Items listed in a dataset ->

—————

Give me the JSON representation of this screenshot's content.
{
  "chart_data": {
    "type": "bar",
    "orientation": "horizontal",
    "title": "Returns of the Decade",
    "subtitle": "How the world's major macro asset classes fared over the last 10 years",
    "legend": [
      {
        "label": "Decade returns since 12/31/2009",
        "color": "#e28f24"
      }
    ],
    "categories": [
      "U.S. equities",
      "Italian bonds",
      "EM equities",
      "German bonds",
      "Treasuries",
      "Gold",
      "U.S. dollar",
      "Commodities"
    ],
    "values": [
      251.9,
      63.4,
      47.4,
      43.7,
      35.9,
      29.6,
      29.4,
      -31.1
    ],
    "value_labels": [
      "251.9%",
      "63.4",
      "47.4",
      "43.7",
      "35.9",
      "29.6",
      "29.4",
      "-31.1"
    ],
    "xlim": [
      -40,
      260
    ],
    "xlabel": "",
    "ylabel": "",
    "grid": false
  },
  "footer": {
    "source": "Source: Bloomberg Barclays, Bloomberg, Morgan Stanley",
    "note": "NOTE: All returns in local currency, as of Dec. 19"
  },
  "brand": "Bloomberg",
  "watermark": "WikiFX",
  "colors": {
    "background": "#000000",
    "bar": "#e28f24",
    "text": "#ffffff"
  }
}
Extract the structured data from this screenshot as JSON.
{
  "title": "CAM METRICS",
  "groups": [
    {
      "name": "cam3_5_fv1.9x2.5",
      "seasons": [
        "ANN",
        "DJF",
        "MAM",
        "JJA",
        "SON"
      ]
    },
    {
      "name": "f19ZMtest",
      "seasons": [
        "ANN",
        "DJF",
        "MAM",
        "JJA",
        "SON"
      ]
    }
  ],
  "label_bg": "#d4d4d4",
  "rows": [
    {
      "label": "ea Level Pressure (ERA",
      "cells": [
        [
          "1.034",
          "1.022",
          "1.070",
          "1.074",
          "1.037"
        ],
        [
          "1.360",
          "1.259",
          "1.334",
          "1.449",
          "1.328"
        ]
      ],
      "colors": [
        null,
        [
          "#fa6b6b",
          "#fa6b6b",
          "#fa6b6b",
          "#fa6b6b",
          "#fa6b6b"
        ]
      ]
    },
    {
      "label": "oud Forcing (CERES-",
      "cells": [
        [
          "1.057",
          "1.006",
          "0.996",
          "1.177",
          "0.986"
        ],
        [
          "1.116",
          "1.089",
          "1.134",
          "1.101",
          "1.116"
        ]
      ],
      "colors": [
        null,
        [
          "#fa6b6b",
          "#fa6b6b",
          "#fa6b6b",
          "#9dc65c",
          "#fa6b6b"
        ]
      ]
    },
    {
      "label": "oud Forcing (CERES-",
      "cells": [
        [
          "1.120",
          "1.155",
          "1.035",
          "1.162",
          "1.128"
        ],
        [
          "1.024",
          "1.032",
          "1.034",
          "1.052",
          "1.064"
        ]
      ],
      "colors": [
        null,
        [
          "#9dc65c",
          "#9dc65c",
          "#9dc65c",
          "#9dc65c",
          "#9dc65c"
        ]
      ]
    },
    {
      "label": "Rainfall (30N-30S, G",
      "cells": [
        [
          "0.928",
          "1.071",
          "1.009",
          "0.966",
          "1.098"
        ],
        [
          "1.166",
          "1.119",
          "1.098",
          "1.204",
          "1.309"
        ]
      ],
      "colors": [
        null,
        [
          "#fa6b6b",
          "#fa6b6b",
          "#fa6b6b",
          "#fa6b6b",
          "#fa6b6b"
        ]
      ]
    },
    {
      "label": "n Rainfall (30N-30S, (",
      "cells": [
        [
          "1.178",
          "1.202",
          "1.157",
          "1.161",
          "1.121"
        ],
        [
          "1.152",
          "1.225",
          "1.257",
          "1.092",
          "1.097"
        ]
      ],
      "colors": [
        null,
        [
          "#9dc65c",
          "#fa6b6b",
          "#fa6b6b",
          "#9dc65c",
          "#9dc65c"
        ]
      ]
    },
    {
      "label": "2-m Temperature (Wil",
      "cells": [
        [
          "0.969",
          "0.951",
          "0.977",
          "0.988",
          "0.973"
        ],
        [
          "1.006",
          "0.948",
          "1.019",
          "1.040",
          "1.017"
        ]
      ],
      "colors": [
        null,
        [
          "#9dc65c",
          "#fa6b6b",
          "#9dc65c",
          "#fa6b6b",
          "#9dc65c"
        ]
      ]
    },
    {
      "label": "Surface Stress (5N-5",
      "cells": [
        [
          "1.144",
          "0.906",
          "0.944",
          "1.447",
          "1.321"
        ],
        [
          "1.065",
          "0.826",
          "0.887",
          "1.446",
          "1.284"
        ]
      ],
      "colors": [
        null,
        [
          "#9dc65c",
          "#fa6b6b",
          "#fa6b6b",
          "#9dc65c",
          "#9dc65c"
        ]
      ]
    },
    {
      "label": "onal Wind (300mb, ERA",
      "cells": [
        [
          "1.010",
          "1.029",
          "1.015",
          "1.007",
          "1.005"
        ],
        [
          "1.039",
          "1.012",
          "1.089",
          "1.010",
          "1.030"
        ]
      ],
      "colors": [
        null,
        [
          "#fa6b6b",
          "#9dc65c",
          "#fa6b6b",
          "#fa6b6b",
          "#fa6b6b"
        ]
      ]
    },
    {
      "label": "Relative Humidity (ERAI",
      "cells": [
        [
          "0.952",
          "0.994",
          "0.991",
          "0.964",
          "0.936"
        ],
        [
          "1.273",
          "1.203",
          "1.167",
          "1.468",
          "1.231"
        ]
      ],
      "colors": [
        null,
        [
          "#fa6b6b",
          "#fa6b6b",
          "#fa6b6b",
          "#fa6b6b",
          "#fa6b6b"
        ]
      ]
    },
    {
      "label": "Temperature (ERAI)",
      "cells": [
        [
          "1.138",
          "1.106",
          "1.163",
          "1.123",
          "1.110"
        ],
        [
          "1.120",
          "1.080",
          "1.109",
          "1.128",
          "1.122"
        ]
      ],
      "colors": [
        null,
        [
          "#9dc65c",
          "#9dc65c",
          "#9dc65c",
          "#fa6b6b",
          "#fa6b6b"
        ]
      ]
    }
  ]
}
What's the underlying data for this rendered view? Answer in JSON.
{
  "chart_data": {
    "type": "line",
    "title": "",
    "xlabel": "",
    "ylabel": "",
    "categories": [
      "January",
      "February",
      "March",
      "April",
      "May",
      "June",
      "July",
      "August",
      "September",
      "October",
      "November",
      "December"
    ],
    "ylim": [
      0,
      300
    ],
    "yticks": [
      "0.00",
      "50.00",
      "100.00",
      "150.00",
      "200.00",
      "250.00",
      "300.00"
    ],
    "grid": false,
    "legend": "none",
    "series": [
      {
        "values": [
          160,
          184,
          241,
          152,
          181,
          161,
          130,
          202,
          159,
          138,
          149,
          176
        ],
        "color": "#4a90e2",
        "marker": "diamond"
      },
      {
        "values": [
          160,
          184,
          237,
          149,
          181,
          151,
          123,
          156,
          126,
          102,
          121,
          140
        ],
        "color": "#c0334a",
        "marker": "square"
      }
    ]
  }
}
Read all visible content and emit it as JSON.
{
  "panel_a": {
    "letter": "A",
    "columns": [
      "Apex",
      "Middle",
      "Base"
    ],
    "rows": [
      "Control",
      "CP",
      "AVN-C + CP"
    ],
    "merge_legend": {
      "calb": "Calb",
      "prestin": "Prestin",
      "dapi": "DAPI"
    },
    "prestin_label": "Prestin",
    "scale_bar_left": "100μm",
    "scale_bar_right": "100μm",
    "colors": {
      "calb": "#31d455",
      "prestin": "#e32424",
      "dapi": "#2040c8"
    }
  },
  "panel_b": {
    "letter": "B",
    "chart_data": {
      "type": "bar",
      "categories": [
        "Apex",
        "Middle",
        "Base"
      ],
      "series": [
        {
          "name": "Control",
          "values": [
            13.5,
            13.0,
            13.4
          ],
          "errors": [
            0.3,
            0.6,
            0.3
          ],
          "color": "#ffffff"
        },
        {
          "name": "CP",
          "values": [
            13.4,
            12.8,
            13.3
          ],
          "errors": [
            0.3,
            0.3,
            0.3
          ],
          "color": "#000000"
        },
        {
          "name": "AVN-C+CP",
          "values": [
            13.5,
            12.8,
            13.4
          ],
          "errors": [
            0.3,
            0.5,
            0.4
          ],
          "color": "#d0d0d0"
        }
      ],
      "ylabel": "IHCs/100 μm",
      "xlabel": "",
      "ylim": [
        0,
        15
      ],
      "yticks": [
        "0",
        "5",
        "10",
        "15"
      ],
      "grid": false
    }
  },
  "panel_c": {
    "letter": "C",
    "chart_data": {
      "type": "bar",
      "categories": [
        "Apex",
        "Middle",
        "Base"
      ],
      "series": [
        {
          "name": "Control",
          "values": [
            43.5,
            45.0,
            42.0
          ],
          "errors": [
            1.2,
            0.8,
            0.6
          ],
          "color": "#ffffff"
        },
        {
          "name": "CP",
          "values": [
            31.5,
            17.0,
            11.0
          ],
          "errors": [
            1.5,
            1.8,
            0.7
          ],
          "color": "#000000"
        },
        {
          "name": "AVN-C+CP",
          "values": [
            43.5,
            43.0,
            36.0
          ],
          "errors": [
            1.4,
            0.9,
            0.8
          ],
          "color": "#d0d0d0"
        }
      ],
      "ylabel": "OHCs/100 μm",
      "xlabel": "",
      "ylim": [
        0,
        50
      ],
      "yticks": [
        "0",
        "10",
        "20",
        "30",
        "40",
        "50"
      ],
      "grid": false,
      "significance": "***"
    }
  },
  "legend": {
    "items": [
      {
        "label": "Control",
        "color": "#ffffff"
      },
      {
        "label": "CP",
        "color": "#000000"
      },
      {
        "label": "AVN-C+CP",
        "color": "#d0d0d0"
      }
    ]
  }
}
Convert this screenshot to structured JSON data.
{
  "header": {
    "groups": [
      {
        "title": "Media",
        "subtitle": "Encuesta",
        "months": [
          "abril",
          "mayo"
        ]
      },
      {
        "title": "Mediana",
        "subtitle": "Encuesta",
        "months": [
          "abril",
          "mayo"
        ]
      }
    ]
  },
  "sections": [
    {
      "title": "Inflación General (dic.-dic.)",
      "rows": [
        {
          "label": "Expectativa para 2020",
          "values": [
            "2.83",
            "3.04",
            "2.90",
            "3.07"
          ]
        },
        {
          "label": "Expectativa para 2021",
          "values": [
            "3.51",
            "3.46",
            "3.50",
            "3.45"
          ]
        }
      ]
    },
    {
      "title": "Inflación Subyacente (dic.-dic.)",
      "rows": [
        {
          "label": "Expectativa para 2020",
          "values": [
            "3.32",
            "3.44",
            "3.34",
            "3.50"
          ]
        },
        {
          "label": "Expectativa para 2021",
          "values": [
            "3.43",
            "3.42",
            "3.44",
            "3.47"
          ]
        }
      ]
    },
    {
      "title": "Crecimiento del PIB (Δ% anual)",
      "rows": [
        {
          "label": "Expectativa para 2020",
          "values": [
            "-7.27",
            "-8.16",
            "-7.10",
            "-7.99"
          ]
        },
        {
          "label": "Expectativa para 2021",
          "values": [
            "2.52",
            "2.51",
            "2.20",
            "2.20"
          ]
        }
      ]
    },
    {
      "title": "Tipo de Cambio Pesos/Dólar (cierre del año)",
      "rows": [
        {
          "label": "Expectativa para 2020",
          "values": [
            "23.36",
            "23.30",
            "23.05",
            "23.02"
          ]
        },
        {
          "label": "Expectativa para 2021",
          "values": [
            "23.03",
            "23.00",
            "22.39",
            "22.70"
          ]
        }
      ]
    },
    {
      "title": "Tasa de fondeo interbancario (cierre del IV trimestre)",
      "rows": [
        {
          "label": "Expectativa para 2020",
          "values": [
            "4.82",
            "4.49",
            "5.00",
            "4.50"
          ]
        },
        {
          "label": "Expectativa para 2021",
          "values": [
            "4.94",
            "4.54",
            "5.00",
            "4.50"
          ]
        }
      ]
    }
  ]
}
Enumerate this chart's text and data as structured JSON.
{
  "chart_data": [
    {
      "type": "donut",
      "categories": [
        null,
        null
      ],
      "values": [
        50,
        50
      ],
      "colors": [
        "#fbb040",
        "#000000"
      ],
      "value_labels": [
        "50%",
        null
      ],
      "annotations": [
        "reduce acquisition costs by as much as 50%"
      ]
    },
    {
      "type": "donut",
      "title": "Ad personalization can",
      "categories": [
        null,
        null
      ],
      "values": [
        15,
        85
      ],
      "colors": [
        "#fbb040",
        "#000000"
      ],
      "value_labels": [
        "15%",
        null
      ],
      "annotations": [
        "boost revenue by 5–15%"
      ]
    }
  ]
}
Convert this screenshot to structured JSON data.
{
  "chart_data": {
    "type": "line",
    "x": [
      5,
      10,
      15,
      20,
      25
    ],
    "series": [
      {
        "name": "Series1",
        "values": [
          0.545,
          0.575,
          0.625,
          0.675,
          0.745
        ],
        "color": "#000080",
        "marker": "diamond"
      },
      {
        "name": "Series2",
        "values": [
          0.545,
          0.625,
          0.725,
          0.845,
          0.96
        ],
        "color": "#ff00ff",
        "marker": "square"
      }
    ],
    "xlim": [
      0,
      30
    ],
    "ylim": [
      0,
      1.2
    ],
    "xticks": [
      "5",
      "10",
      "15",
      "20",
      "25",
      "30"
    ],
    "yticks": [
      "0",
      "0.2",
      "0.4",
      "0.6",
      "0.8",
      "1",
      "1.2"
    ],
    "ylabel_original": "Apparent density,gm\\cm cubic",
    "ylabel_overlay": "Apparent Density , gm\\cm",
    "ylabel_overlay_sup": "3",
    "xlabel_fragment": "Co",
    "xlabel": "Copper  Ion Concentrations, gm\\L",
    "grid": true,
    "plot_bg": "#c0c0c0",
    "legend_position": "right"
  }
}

—————

Instructions to follow ->
Return each line that includes "Rainfall".

Solved exercise ->
      "label": "Rainfall (30N-30S, G",
      "label": "n Rainfall (30N-30S, (",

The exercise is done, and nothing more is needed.